* EXTRACTED INFORMATION
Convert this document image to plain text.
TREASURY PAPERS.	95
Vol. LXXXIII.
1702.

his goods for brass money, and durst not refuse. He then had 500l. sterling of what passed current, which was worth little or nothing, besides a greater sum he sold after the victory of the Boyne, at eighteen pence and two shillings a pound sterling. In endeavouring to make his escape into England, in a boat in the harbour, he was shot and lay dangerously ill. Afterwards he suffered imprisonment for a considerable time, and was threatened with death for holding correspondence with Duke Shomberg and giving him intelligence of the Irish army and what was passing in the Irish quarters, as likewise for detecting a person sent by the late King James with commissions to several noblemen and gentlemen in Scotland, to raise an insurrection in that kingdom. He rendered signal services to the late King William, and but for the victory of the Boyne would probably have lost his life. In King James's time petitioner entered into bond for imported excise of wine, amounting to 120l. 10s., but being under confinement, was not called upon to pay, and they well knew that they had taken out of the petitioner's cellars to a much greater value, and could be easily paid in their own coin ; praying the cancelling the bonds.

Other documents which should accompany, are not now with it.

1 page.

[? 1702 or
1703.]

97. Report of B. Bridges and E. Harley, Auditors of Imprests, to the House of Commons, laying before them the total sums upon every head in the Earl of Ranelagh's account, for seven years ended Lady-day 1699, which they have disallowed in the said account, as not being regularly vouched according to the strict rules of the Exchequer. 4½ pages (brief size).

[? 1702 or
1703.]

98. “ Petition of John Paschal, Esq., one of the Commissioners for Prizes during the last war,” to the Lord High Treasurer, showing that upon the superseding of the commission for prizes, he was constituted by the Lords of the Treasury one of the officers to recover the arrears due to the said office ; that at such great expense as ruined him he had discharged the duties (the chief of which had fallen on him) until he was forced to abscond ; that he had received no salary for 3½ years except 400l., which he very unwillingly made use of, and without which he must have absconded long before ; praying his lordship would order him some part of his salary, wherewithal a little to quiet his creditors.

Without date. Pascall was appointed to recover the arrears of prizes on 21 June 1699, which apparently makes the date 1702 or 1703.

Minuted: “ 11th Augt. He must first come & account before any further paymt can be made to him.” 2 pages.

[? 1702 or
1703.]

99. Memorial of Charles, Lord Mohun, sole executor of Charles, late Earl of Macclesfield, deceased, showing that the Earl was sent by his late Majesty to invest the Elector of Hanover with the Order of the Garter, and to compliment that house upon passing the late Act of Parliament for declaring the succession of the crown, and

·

* WHAT THE EXERCISE ASKS
Please output the entire listing exactly as it stands.

* FULL SOLUTION
Convert this document image to plain text.
TREASURY PAPERS.	95
Vol. LXXXIII.
1702.

his goods for brass money, and durst not refuse. He then had 500l. sterling of what passed current, which was worth little or nothing, besides a greater sum he sold after the victory of the Boyne, at eighteen pence and two shillings a pound sterling. In endeavouring to make his escape into England, in a boat in the harbour, he was shot and lay dangerously ill. Afterwards he suffered imprisonment for a considerable time, and was threatened with death for holding correspondence with Duke Shomberg and giving him intelligence of the Irish army and what was passing in the Irish quarters, as likewise for detecting a person sent by the late King James with commissions to several noblemen and gentlemen in Scotland, to raise an insurrection in that kingdom. He rendered signal services to the late King William, and but for the victory of the Boyne would probably have lost his life. In King James's time petitioner entered into bond for imported excise of wine, amounting to 120l. 10s., but being under confinement, was not called upon to pay, and they well knew that they had taken out of the petitioner's cellars to a much greater value, and could be easily paid in their own coin ; praying the cancelling the bonds.

Other documents which should accompany, are not now with it.

1 page.

[? 1702 or
1703.]

97. Report of B. Bridges and E. Harley, Auditors of Imprests, to the House of Commons, laying before them the total sums upon every head in the Earl of Ranelagh's account, for seven years ended Lady-day 1699, which they have disallowed in the said account, as not being regularly vouched according to the strict rules of the Exchequer. 4½ pages (brief size).

[? 1702 or
1703.]

98. “ Petition of John Paschal, Esq., one of the Commissioners for Prizes during the last war,” to the Lord High Treasurer, showing that upon the superseding of the commission for prizes, he was constituted by the Lords of the Treasury one of the officers to recover the arrears due to the said office ; that at such great expense as ruined him he had discharged the duties (the chief of which had fallen on him) until he was forced to abscond ; that he had received no salary for 3½ years except 400l., which he very unwillingly made use of, and without which he must have absconded long before ; praying his lordship would order him some part of his salary, wherewithal a little to quiet his creditors.

Without date. Pascall was appointed to recover the arrears of prizes on 21 June 1699, which apparently makes the date 1702 or 1703.

Minuted: “ 11th Augt. He must first come & account before any further paymt can be made to him.” 2 pages.

[? 1702 or
1703.]

99. Memorial of Charles, Lord Mohun, sole executor of Charles, late Earl of Macclesfield, deceased, showing that the Earl was sent by his late Majesty to invest the Elector of Hanover with the Order of the Garter, and to compliment that house upon passing the late Act of Parliament for declaring the succession of the crown, and

·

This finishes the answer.